### Extracted data entries
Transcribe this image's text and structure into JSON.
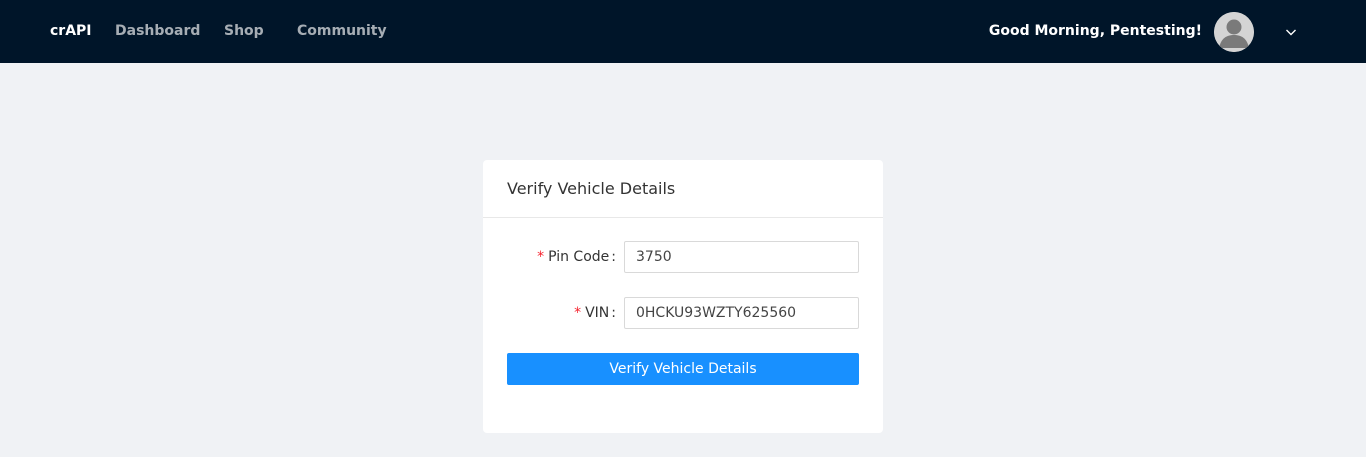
{
  "header": {
    "brand": "crAPI",
    "nav": [
      "Dashboard",
      "Shop",
      "Community"
    ],
    "greeting": "Good Morning, Pentesting!",
    "avatar_icon": "user-avatar-icon",
    "dropdown_icon": "chevron-down-icon"
  },
  "form": {
    "title": "Verify Vehicle Details",
    "pin_label": "Pin Code",
    "pin_value": "3750",
    "vin_label": "VIN",
    "vin_value": "0HCKU93WZTY625560",
    "required_mark": "*",
    "colon": ":",
    "submit_label": "Verify Vehicle Details"
  },
  "colors": {
    "header_bg": "#001529",
    "page_bg": "#f0f2f5",
    "primary": "#1890ff",
    "required": "#f5222d"
  }
}
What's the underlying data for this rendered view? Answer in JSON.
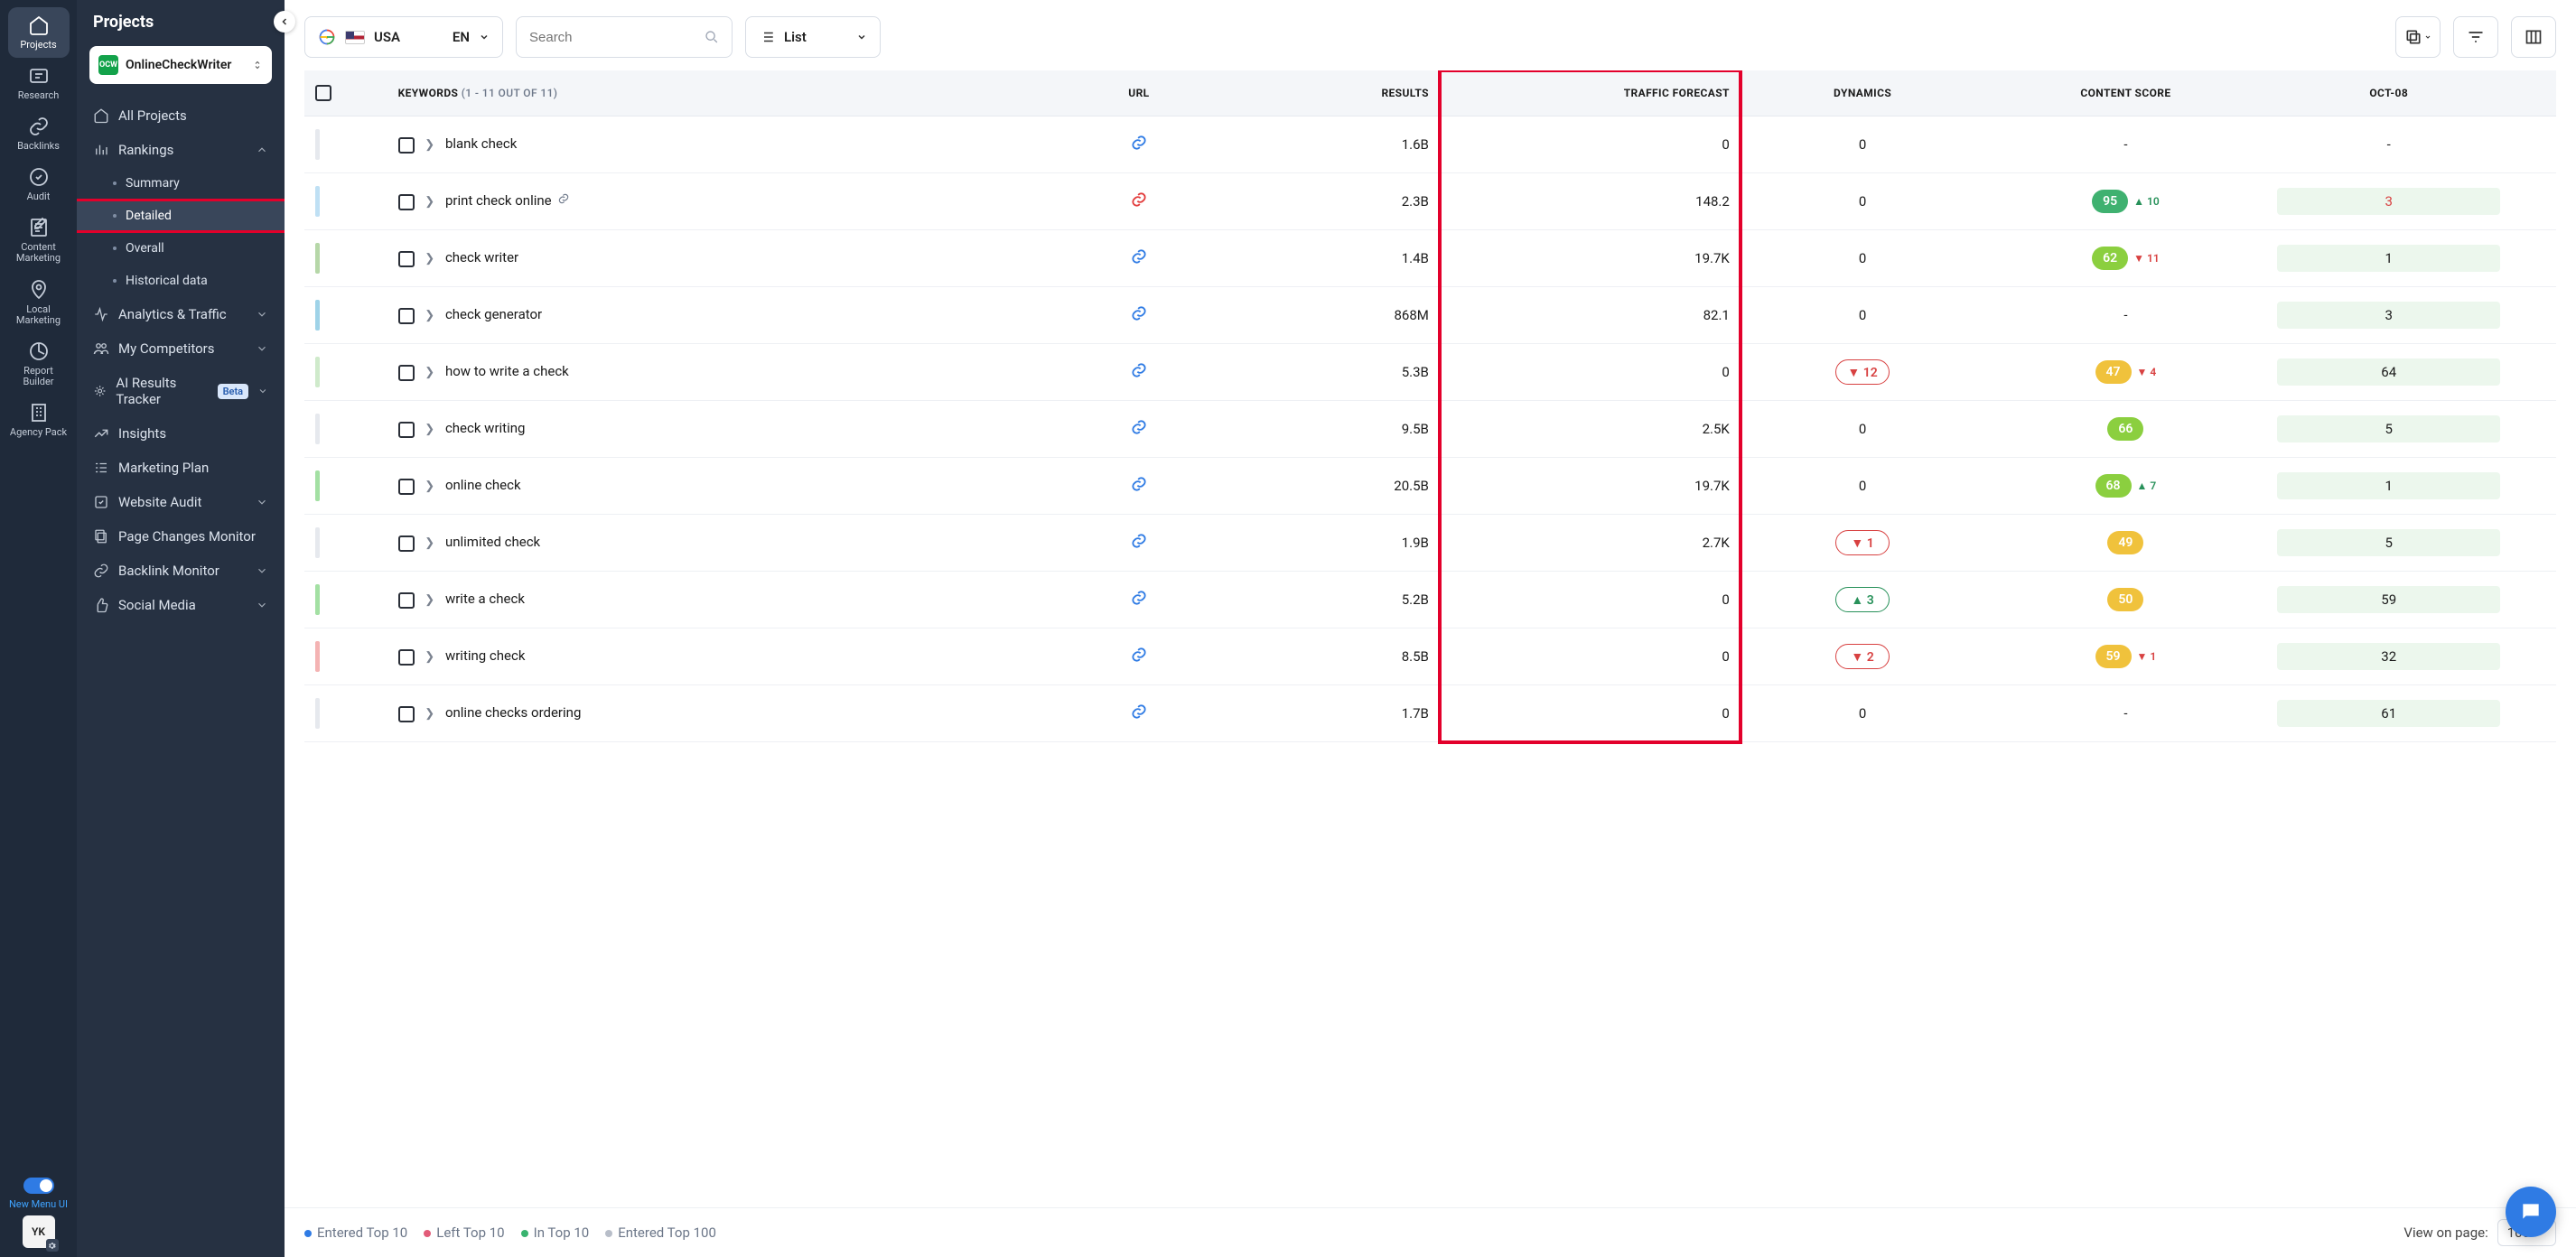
{
  "rail": {
    "items": [
      {
        "id": "projects",
        "label": "Projects",
        "active": true
      },
      {
        "id": "research",
        "label": "Research"
      },
      {
        "id": "backlinks",
        "label": "Backlinks"
      },
      {
        "id": "audit",
        "label": "Audit"
      },
      {
        "id": "content",
        "label": "Content\nMarketing"
      },
      {
        "id": "local",
        "label": "Local\nMarketing"
      },
      {
        "id": "report",
        "label": "Report\nBuilder"
      },
      {
        "id": "agency",
        "label": "Agency\nPack"
      }
    ],
    "toggle_label": "New Menu UI",
    "avatar": "YK"
  },
  "sidebar": {
    "title": "Projects",
    "project": "OnlineCheckWriter",
    "nav": [
      {
        "id": "all",
        "label": "All Projects",
        "icon": "home"
      },
      {
        "id": "rankings",
        "label": "Rankings",
        "icon": "bars",
        "expandable": true,
        "open": true,
        "children": [
          {
            "id": "summary",
            "label": "Summary"
          },
          {
            "id": "detailed",
            "label": "Detailed",
            "active": true
          },
          {
            "id": "overall",
            "label": "Overall"
          },
          {
            "id": "historical",
            "label": "Historical data"
          }
        ]
      },
      {
        "id": "analytics",
        "label": "Analytics & Traffic",
        "icon": "pulse",
        "expandable": true
      },
      {
        "id": "competitors",
        "label": "My Competitors",
        "icon": "people",
        "expandable": true
      },
      {
        "id": "airt",
        "label": "AI Results Tracker",
        "icon": "sparkle",
        "expandable": true,
        "badge": "Beta"
      },
      {
        "id": "insights",
        "label": "Insights",
        "icon": "trend"
      },
      {
        "id": "mplan",
        "label": "Marketing Plan",
        "icon": "checklist"
      },
      {
        "id": "waudit",
        "label": "Website Audit",
        "icon": "shield",
        "expandable": true
      },
      {
        "id": "pcm",
        "label": "Page Changes Monitor",
        "icon": "copy"
      },
      {
        "id": "blm",
        "label": "Backlink Monitor",
        "icon": "link",
        "expandable": true
      },
      {
        "id": "social",
        "label": "Social Media",
        "icon": "thumb",
        "expandable": true
      }
    ]
  },
  "toolbar": {
    "country": "USA",
    "lang": "EN",
    "search_placeholder": "Search",
    "view": "List"
  },
  "table": {
    "header": {
      "keywords": "KEYWORDS",
      "keywords_sub": "(1 - 11 OUT OF 11)",
      "url": "URL",
      "results": "RESULTS",
      "traffic": "TRAFFIC FORECAST",
      "dynamics": "DYNAMICS",
      "content": "CONTENT SCORE",
      "date": "OCT-08"
    },
    "rows": [
      {
        "bar": "#e6e9ee",
        "kw": "blank check",
        "url": "blue",
        "results": "1.6B",
        "traffic": "0",
        "dyn": {
          "text": "0"
        },
        "score": null,
        "oct": "-",
        "link": false
      },
      {
        "bar": "#bfe0f4",
        "kw": "print check online",
        "url": "red",
        "results": "2.3B",
        "traffic": "148.2",
        "dyn": {
          "text": "0"
        },
        "score": {
          "v": "95",
          "c": "sc-green",
          "d": "▲ 10",
          "dc": "up"
        },
        "oct": "3",
        "oct_red": true,
        "link": true
      },
      {
        "bar": "#b6d7a8",
        "kw": "check writer",
        "url": "blue",
        "results": "1.4B",
        "traffic": "19.7K",
        "dyn": {
          "text": "0"
        },
        "score": {
          "v": "62",
          "c": "sc-lime",
          "d": "▼ 11",
          "dc": "down"
        },
        "oct": "1",
        "link": false
      },
      {
        "bar": "#9fd3e8",
        "kw": "check generator",
        "url": "blue",
        "results": "868M",
        "traffic": "82.1",
        "dyn": {
          "text": "0"
        },
        "score": null,
        "oct": "3",
        "link": false
      },
      {
        "bar": "#cfeacb",
        "kw": "how to write a check",
        "url": "blue",
        "results": "5.3B",
        "traffic": "0",
        "dyn": {
          "pill": "▼ 12",
          "pc": "dyn-down"
        },
        "score": {
          "v": "47",
          "c": "sc-yellow",
          "d": "▼ 4",
          "dc": "down"
        },
        "oct": "64",
        "link": false
      },
      {
        "bar": "#e6e9ee",
        "kw": "check writing",
        "url": "blue",
        "results": "9.5B",
        "traffic": "2.5K",
        "dyn": {
          "text": "0"
        },
        "score": {
          "v": "66",
          "c": "sc-lime"
        },
        "oct": "5",
        "link": false
      },
      {
        "bar": "#a3e0a3",
        "kw": "online check",
        "url": "blue",
        "results": "20.5B",
        "traffic": "19.7K",
        "dyn": {
          "text": "0"
        },
        "score": {
          "v": "68",
          "c": "sc-lime",
          "d": "▲ 7",
          "dc": "up"
        },
        "oct": "1",
        "link": false
      },
      {
        "bar": "#e6e9ee",
        "kw": "unlimited check",
        "url": "blue",
        "results": "1.9B",
        "traffic": "2.7K",
        "dyn": {
          "pill": "▼ 1",
          "pc": "dyn-down"
        },
        "score": {
          "v": "49",
          "c": "sc-yellow"
        },
        "oct": "5",
        "link": false
      },
      {
        "bar": "#a3e0a3",
        "kw": "write a check",
        "url": "blue",
        "results": "5.2B",
        "traffic": "0",
        "dyn": {
          "pill": "▲ 3",
          "pc": "dyn-up"
        },
        "score": {
          "v": "50",
          "c": "sc-yellow"
        },
        "oct": "59",
        "link": false
      },
      {
        "bar": "#f4b3b3",
        "kw": "writing check",
        "url": "blue",
        "results": "8.5B",
        "traffic": "0",
        "dyn": {
          "pill": "▼ 2",
          "pc": "dyn-down"
        },
        "score": {
          "v": "59",
          "c": "sc-yellow",
          "d": "▼ 1",
          "dc": "down"
        },
        "oct": "32",
        "link": false
      },
      {
        "bar": "#e6e9ee",
        "kw": "online checks ordering",
        "url": "blue",
        "results": "1.7B",
        "traffic": "0",
        "dyn": {
          "text": "0"
        },
        "score": null,
        "oct": "61",
        "link": false
      }
    ]
  },
  "legend": [
    {
      "color": "#2f7be4",
      "label": "Entered Top 10"
    },
    {
      "color": "#e25b78",
      "label": "Left Top 10"
    },
    {
      "color": "#39b36f",
      "label": "In Top 10"
    },
    {
      "color": "#b8bec9",
      "label": "Entered Top 100"
    }
  ],
  "footer": {
    "view_label": "View on page:",
    "per_page": "100"
  }
}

### Problem requirements
Each entry should be repeated exactly as it appears; the pictures stay out.

### Correct answer
Transcribe this image's text and structure into JSON.
{
  "header": {
    "brand": "crAPI",
    "nav": [
      "Dashboard",
      "Shop",
      "Community"
    ],
    "greeting": "Good Morning, Pentesting!",
    "avatar_icon": "user-avatar-icon",
    "dropdown_icon": "chevron-down-icon"
  },
  "form": {
    "title": "Verify Vehicle Details",
    "pin_label": "Pin Code",
    "pin_value": "3750",
    "vin_label": "VIN",
    "vin_value": "0HCKU93WZTY625560",
    "required_mark": "*",
    "colon": ":",
    "submit_label": "Verify Vehicle Details"
  },
  "colors": {
    "header_bg": "#001529",
    "page_bg": "#f0f2f5",
    "primary": "#1890ff",
    "required": "#f5222d"
  }
}
What's the underlying data for this rendered view? Answer in JSON.
{
  "rail": {
    "items": [
      {
        "id": "projects",
        "label": "Projects",
        "active": true
      },
      {
        "id": "research",
        "label": "Research"
      },
      {
        "id": "backlinks",
        "label": "Backlinks"
      },
      {
        "id": "audit",
        "label": "Audit"
      },
      {
        "id": "content",
        "label": "Content\nMarketing"
      },
      {
        "id": "local",
        "label": "Local\nMarketing"
      },
      {
        "id": "report",
        "label": "Report\nBuilder"
      },
      {
        "id": "agency",
        "label": "Agency\nPack"
      }
    ],
    "toggle_label": "New Menu UI",
    "avatar": "YK"
  },
  "sidebar": {
    "title": "Projects",
    "project": "OnlineCheckWriter",
    "nav": [
      {
        "id": "all",
        "label": "All Projects",
        "icon": "home"
      },
      {
        "id": "rankings",
        "label": "Rankings",
        "icon": "bars",
        "expandable": true,
        "open": true,
        "children": [
          {
            "id": "summary",
            "label": "Summary"
          },
          {
            "id": "detailed",
            "label": "Detailed",
            "active": true
          },
          {
            "id": "overall",
            "label": "Overall"
          },
          {
            "id": "historical",
            "label": "Historical data"
          }
        ]
      },
      {
        "id": "analytics",
        "label": "Analytics & Traffic",
        "icon": "pulse",
        "expandable": true
      },
      {
        "id": "competitors",
        "label": "My Competitors",
        "icon": "people",
        "expandable": true
      },
      {
        "id": "airt",
        "label": "AI Results Tracker",
        "icon": "sparkle",
        "expandable": true,
        "badge": "Beta"
      },
      {
        "id": "insights",
        "label": "Insights",
        "icon": "trend"
      },
      {
        "id": "mplan",
        "label": "Marketing Plan",
        "icon": "checklist"
      },
      {
        "id": "waudit",
        "label": "Website Audit",
        "icon": "shield",
        "expandable": true
      },
      {
        "id": "pcm",
        "label": "Page Changes Monitor",
        "icon": "copy"
      },
      {
        "id": "blm",
        "label": "Backlink Monitor",
        "icon": "link",
        "expandable": true
      },
      {
        "id": "social",
        "label": "Social Media",
        "icon": "thumb",
        "expandable": true
      }
    ]
  },
  "toolbar": {
    "country": "USA",
    "lang": "EN",
    "search_placeholder": "Search",
    "view": "List"
  },
  "table": {
    "header": {
      "keywords": "KEYWORDS",
      "keywords_sub": "(1 - 11 OUT OF 11)",
      "url": "URL",
      "results": "RESULTS",
      "traffic": "TRAFFIC FORECAST",
      "dynamics": "DYNAMICS",
      "content": "CONTENT SCORE",
      "date": "OCT-08"
    },
    "rows": [
      {
        "bar": "#e6e9ee",
        "kw": "blank check",
        "url": "blue",
        "results": "1.6B",
        "traffic": "0",
        "dyn": {
          "text": "0"
        },
        "score": null,
        "oct": "-",
        "link": false
      },
      {
        "bar": "#bfe0f4",
        "kw": "print check online",
        "url": "red",
        "results": "2.3B",
        "traffic": "148.2",
        "dyn": {
          "text": "0"
        },
        "score": {
          "v": "95",
          "c": "sc-green",
          "d": "▲ 10",
          "dc": "up"
        },
        "oct": "3",
        "oct_red": true,
        "link": true
      },
      {
        "bar": "#b6d7a8",
        "kw": "check writer",
        "url": "blue",
        "results": "1.4B",
        "traffic": "19.7K",
        "dyn": {
          "text": "0"
        },
        "score": {
          "v": "62",
          "c": "sc-lime",
          "d": "▼ 11",
          "dc": "down"
        },
        "oct": "1",
        "link": false
      },
      {
        "bar": "#9fd3e8",
        "kw": "check generator",
        "url": "blue",
        "results": "868M",
        "traffic": "82.1",
        "dyn": {
          "text": "0"
        },
        "score": null,
        "oct": "3",
        "link": false
      },
      {
        "bar": "#cfeacb",
        "kw": "how to write a check",
        "url": "blue",
        "results": "5.3B",
        "traffic": "0",
        "dyn": {
          "pill": "▼ 12",
          "pc": "dyn-down"
        },
        "score": {
          "v": "47",
          "c": "sc-yellow",
          "d": "▼ 4",
          "dc": "down"
        },
        "oct": "64",
        "link": false
      },
      {
        "bar": "#e6e9ee",
        "kw": "check writing",
        "url": "blue",
        "results": "9.5B",
        "traffic": "2.5K",
        "dyn": {
          "text": "0"
        },
        "score": {
          "v": "66",
          "c": "sc-lime"
        },
        "oct": "5",
        "link": false
      },
      {
        "bar": "#a3e0a3",
        "kw": "online check",
        "url": "blue",
        "results": "20.5B",
        "traffic": "19.7K",
        "dyn": {
          "text": "0"
        },
        "score": {
          "v": "68",
          "c": "sc-lime",
          "d": "▲ 7",
          "dc": "up"
        },
        "oct": "1",
        "link": false
      },
      {
        "bar": "#e6e9ee",
        "kw": "unlimited check",
        "url": "blue",
        "results": "1.9B",
        "traffic": "2.7K",
        "dyn": {
          "pill": "▼ 1",
          "pc": "dyn-down"
        },
        "score": {
          "v": "49",
          "c": "sc-yellow"
        },
        "oct": "5",
        "link": false
      },
      {
        "bar": "#a3e0a3",
        "kw": "write a check",
        "url": "blue",
        "results": "5.2B",
        "traffic": "0",
        "dyn": {
          "pill": "▲ 3",
          "pc": "dyn-up"
        },
        "score": {
          "v": "50",
          "c": "sc-yellow"
        },
        "oct": "59",
        "link": false
      },
      {
        "bar": "#f4b3b3",
        "kw": "writing check",
        "url": "blue",
        "results": "8.5B",
        "traffic": "0",
        "dyn": {
          "pill": "▼ 2",
          "pc": "dyn-down"
        },
        "score": {
          "v": "59",
          "c": "sc-yellow",
          "d": "▼ 1",
          "dc": "down"
        },
        "oct": "32",
        "link": false
      },
      {
        "bar": "#e6e9ee",
        "kw": "online checks ordering",
        "url": "blue",
        "results": "1.7B",
        "traffic": "0",
        "dyn": {
          "text": "0"
        },
        "score": null,
        "oct": "61",
        "link": false
      }
    ]
  },
  "legend": [
    {
      "color": "#2f7be4",
      "label": "Entered Top 10"
    },
    {
      "color": "#e25b78",
      "label": "Left Top 10"
    },
    {
      "color": "#39b36f",
      "label": "In Top 10"
    },
    {
      "color": "#b8bec9",
      "label": "Entered Top 100"
    }
  ],
  "footer": {
    "view_label": "View on page:",
    "per_page": "100"
  }
}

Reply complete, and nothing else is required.